<<<<
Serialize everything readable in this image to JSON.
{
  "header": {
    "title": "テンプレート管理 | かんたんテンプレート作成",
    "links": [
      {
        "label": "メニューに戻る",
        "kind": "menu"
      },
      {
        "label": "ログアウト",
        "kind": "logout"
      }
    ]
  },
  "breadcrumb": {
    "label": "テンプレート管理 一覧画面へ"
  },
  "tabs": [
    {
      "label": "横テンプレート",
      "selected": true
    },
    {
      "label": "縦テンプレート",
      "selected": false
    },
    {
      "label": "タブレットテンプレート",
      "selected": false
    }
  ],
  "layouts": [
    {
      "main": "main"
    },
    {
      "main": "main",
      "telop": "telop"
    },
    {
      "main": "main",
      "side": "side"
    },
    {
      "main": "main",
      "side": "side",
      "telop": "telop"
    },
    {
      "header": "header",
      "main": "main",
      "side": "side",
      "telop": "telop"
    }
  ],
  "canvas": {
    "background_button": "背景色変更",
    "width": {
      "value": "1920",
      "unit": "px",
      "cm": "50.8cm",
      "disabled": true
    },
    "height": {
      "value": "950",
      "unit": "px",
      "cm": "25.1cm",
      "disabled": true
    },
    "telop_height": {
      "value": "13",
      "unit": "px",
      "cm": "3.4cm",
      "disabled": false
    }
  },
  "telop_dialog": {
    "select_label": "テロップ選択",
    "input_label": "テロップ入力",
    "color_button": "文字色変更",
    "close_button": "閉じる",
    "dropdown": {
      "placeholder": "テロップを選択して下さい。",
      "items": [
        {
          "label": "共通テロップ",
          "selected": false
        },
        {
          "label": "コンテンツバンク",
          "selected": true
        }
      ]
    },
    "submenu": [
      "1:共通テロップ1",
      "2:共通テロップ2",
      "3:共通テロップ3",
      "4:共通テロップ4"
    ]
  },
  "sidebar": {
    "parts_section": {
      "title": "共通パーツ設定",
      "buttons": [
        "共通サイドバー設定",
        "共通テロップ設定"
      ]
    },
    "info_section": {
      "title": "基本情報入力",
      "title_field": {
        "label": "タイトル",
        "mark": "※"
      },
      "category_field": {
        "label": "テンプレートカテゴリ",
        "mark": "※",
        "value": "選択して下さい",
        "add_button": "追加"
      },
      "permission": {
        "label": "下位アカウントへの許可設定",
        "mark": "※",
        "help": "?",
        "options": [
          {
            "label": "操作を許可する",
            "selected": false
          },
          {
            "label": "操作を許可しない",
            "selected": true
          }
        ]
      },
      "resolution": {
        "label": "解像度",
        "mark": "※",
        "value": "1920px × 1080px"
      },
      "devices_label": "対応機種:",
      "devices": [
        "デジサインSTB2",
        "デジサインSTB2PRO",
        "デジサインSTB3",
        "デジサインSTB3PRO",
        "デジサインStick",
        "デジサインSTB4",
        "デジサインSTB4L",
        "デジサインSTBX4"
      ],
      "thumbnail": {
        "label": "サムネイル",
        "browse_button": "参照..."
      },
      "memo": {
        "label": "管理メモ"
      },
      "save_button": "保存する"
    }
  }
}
>>>>
Repeat every entry word for word.

Serialize everything readable in this image to JSON.
{
  "header": {
    "title": "テンプレート管理 | かんたんテンプレート作成",
    "links": [
      {
        "label": "メニューに戻る",
        "kind": "menu"
      },
      {
        "label": "ログアウト",
        "kind": "logout"
      }
    ]
  },
  "breadcrumb": {
    "label": "テンプレート管理 一覧画面へ"
  },
  "tabs": [
    {
      "label": "横テンプレート",
      "selected": true
    },
    {
      "label": "縦テンプレート",
      "selected": false
    },
    {
      "label": "タブレットテンプレート",
      "selected": false
    }
  ],
  "layouts": [
    {
      "main": "main"
    },
    {
      "main": "main",
      "telop": "telop"
    },
    {
      "main": "main",
      "side": "side"
    },
    {
      "main": "main",
      "side": "side",
      "telop": "telop"
    },
    {
      "header": "header",
      "main": "main",
      "side": "side",
      "telop": "telop"
    }
  ],
  "canvas": {
    "background_button": "背景色変更",
    "width": {
      "value": "1920",
      "unit": "px",
      "cm": "50.8cm",
      "disabled": true
    },
    "height": {
      "value": "950",
      "unit": "px",
      "cm": "25.1cm",
      "disabled": true
    },
    "telop_height": {
      "value": "13",
      "unit": "px",
      "cm": "3.4cm",
      "disabled": false
    }
  },
  "telop_dialog": {
    "select_label": "テロップ選択",
    "input_label": "テロップ入力",
    "color_button": "文字色変更",
    "close_button": "閉じる",
    "dropdown": {
      "placeholder": "テロップを選択して下さい。",
      "items": [
        {
          "label": "共通テロップ",
          "selected": false
        },
        {
          "label": "コンテンツバンク",
          "selected": true
        }
      ]
    },
    "submenu": [
      "1:共通テロップ1",
      "2:共通テロップ2",
      "3:共通テロップ3",
      "4:共通テロップ4"
    ]
  },
  "sidebar": {
    "parts_section": {
      "title": "共通パーツ設定",
      "buttons": [
        "共通サイドバー設定",
        "共通テロップ設定"
      ]
    },
    "info_section": {
      "title": "基本情報入力",
      "title_field": {
        "label": "タイトル",
        "mark": "※"
      },
      "category_field": {
        "label": "テンプレートカテゴリ",
        "mark": "※",
        "value": "選択して下さい",
        "add_button": "追加"
      },
      "permission": {
        "label": "下位アカウントへの許可設定",
        "mark": "※",
        "help": "?",
        "options": [
          {
            "label": "操作を許可する",
            "selected": false
          },
          {
            "label": "操作を許可しない",
            "selected": true
          }
        ]
      },
      "resolution": {
        "label": "解像度",
        "mark": "※",
        "value": "1920px × 1080px"
      },
      "devices_label": "対応機種:",
      "devices": [
        "デジサインSTB2",
        "デジサインSTB2PRO",
        "デジサインSTB3",
        "デジサインSTB3PRO",
        "デジサインStick",
        "デジサインSTB4",
        "デジサインSTB4L",
        "デジサインSTBX4"
      ],
      "thumbnail": {
        "label": "サムネイル",
        "browse_button": "参照..."
      },
      "memo": {
        "label": "管理メモ"
      },
      "save_button": "保存する"
    }
  }
}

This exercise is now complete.